GIVEN EXERCISE:
Only the pictures are left out: repeat the rest of the entries exactly.
── MATERIAL FOR THIS EXERCISE
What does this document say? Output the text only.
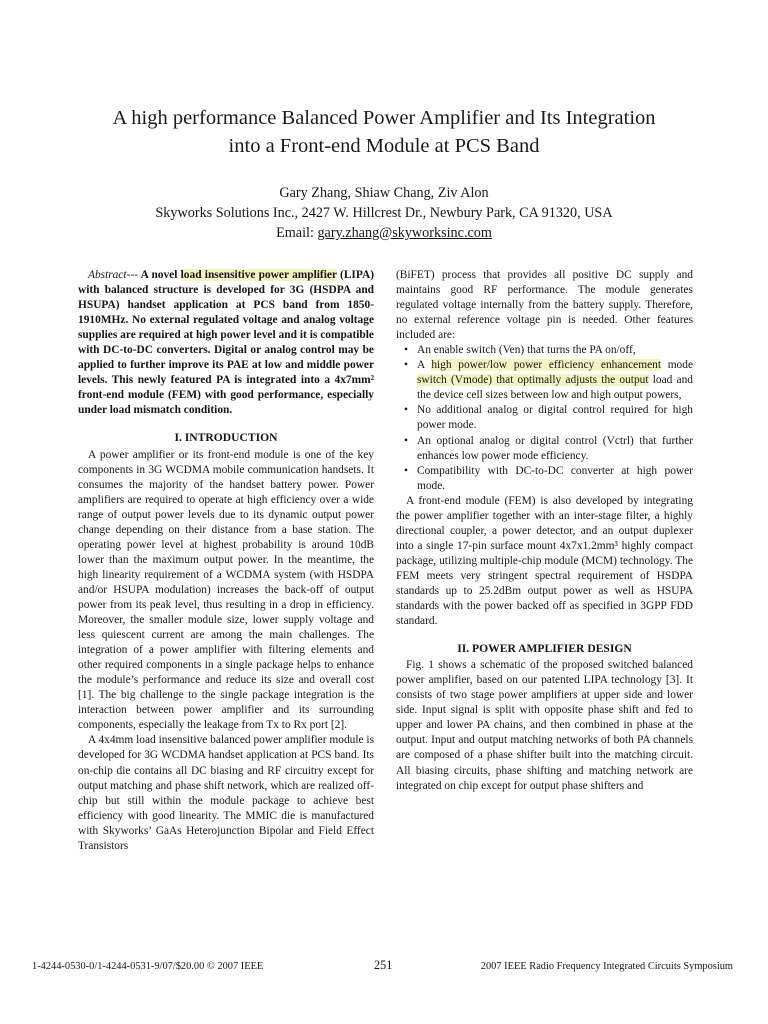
A high performance Balanced Power Amplifier and Its Integration
into a Front-end Module at PCS Band
Gary Zhang, Shiaw Chang, Ziv Alon
Skyworks Solutions Inc., 2427 W. Hillcrest Dr., Newbury Park, CA 91320, USA
Email: gary.zhang@skyworksinc.com

Abstract--- A novel load insensitive power amplifier (LIPA) with balanced structure is developed for 3G (HSDPA and HSUPA) handset application at PCS band from 1850-1910MHz. No external regulated voltage and analog voltage supplies are required at high power level and it is compatible with DC-to-DC converters. Digital or analog control may be applied to further improve its PAE at low and middle power levels. This newly featured PA is integrated into a 4x7mm² front-end module (FEM) with good performance, especially under load mismatch condition.

I. INTRODUCTION

A power amplifier or its front-end module is one of the key components in 3G WCDMA mobile communication handsets. It consumes the majority of the handset battery power. Power amplifiers are required to operate at high efficiency over a wide range of output power levels due to its dynamic output power change depending on their distance from a base station. The operating power level at highest probability is around 10dB lower than the maximum output power. In the meantime, the high linearity requirement of a WCDMA system (with HSDPA and/or HSUPA modulation) increases the back-off of output power from its peak level, thus resulting in a drop in efficiency. Moreover, the smaller module size, lower supply voltage and less quiescent current are among the main challenges. The integration of a power amplifier with filtering elements and other required components in a single package helps to enhance the module’s performance and reduce its size and overall cost [1]. The big challenge to the single package integration is the interaction between power amplifier and its surrounding components, especially the leakage from Tx to Rx port [2].

A 4x4mm load insensitive balanced power amplifier module is developed for 3G WCDMA handset application at PCS band. Its on-chip die contains all DC biasing and RF circuitry except for output matching and phase shift network, which are realized off-chip but still within the module package to achieve best efficiency with good linearity. The MMIC die is manufactured with Skyworks’ GaAs Heterojunction Bipolar and Field Effect Transistors

(BiFET) process that provides all positive DC supply and maintains good RF performance. The module generates regulated voltage internally from the battery supply. Therefore, no external reference voltage pin is needed. Other features included are:

• An enable switch (Ven) that turns the PA on/off,
• A high power/low power efficiency enhancement mode switch (Vmode) that optimally adjusts the output load and the device cell sizes between low and high output powers,
• No additional analog or digital control required for high power mode.
• An optional analog or digital control (Vctrl) that further enhances low power mode efficiency.
• Compatibility with DC-to-DC converter at high power mode.

A front-end module (FEM) is also developed by integrating the power amplifier together with an inter-stage filter, a highly directional coupler, a power detector, and an output duplexer into a single 17-pin surface mount 4x7x1.2mm³ highly compact package, utilizing multiple-chip module (MCM) technology. The FEM meets very stringent spectral requirement of HSDPA standards up to 25.2dBm output power as well as HSUPA standards with the power backed off as specified in 3GPP FDD standard.

II. POWER AMPLIFIER DESIGN

Fig. 1 shows a schematic of the proposed switched balanced power amplifier, based on our patented LIPA technology [3]. It consists of two stage power amplifiers at upper side and lower side. Input signal is split with opposite phase shift and fed to upper and lower PA chains, and then combined in phase at the output. Input and output matching networks of both PA channels are composed of a phase shifter built into the matching circuit. All biasing circuits, phase shifting and matching network are integrated on chip except for output phase shifters and

1-4244-0530-0/1-4244-0531-9/07/$20.00 © 2007 IEEE	251	2007 IEEE Radio Frequency Integrated Circuits Symposium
────
COMPLETED EXERCISE:
What does this document say? Output the text only.
A high performance Balanced Power Amplifier and Its Integration
into a Front-end Module at PCS Band
Gary Zhang, Shiaw Chang, Ziv Alon
Skyworks Solutions Inc., 2427 W. Hillcrest Dr., Newbury Park, CA 91320, USA
Email: gary.zhang@skyworksinc.com

Abstract--- A novel load insensitive power amplifier (LIPA) with balanced structure is developed for 3G (HSDPA and HSUPA) handset application at PCS band from 1850-1910MHz. No external regulated voltage and analog voltage supplies are required at high power level and it is compatible with DC-to-DC converters. Digital or analog control may be applied to further improve its PAE at low and middle power levels. This newly featured PA is integrated into a 4x7mm² front-end module (FEM) with good performance, especially under load mismatch condition.

I. INTRODUCTION

A power amplifier or its front-end module is one of the key components in 3G WCDMA mobile communication handsets. It consumes the majority of the handset battery power. Power amplifiers are required to operate at high efficiency over a wide range of output power levels due to its dynamic output power change depending on their distance from a base station. The operating power level at highest probability is around 10dB lower than the maximum output power. In the meantime, the high linearity requirement of a WCDMA system (with HSDPA and/or HSUPA modulation) increases the back-off of output power from its peak level, thus resulting in a drop in efficiency. Moreover, the smaller module size, lower supply voltage and less quiescent current are among the main challenges. The integration of a power amplifier with filtering elements and other required components in a single package helps to enhance the module’s performance and reduce its size and overall cost [1]. The big challenge to the single package integration is the interaction between power amplifier and its surrounding components, especially the leakage from Tx to Rx port [2].

A 4x4mm load insensitive balanced power amplifier module is developed for 3G WCDMA handset application at PCS band. Its on-chip die contains all DC biasing and RF circuitry except for output matching and phase shift network, which are realized off-chip but still within the module package to achieve best efficiency with good linearity. The MMIC die is manufactured with Skyworks’ GaAs Heterojunction Bipolar and Field Effect Transistors

(BiFET) process that provides all positive DC supply and maintains good RF performance. The module generates regulated voltage internally from the battery supply. Therefore, no external reference voltage pin is needed. Other features included are:

• An enable switch (Ven) that turns the PA on/off,
• A high power/low power efficiency enhancement mode switch (Vmode) that optimally adjusts the output load and the device cell sizes between low and high output powers,
• No additional analog or digital control required for high power mode.
• An optional analog or digital control (Vctrl) that further enhances low power mode efficiency.
• Compatibility with DC-to-DC converter at high power mode.

A front-end module (FEM) is also developed by integrating the power amplifier together with an inter-stage filter, a highly directional coupler, a power detector, and an output duplexer into a single 17-pin surface mount 4x7x1.2mm³ highly compact package, utilizing multiple-chip module (MCM) technology. The FEM meets very stringent spectral requirement of HSDPA standards up to 25.2dBm output power as well as HSUPA standards with the power backed off as specified in 3GPP FDD standard.

II. POWER AMPLIFIER DESIGN

Fig. 1 shows a schematic of the proposed switched balanced power amplifier, based on our patented LIPA technology [3]. It consists of two stage power amplifiers at upper side and lower side. Input signal is split with opposite phase shift and fed to upper and lower PA chains, and then combined in phase at the output. Input and output matching networks of both PA channels are composed of a phase shifter built into the matching circuit. All biasing circuits, phase shifting and matching network are integrated on chip except for output phase shifters and

1-4244-0530-0/1-4244-0531-9/07/$20.00 © 2007 IEEE	251	2007 IEEE Radio Frequency Integrated Circuits Symposium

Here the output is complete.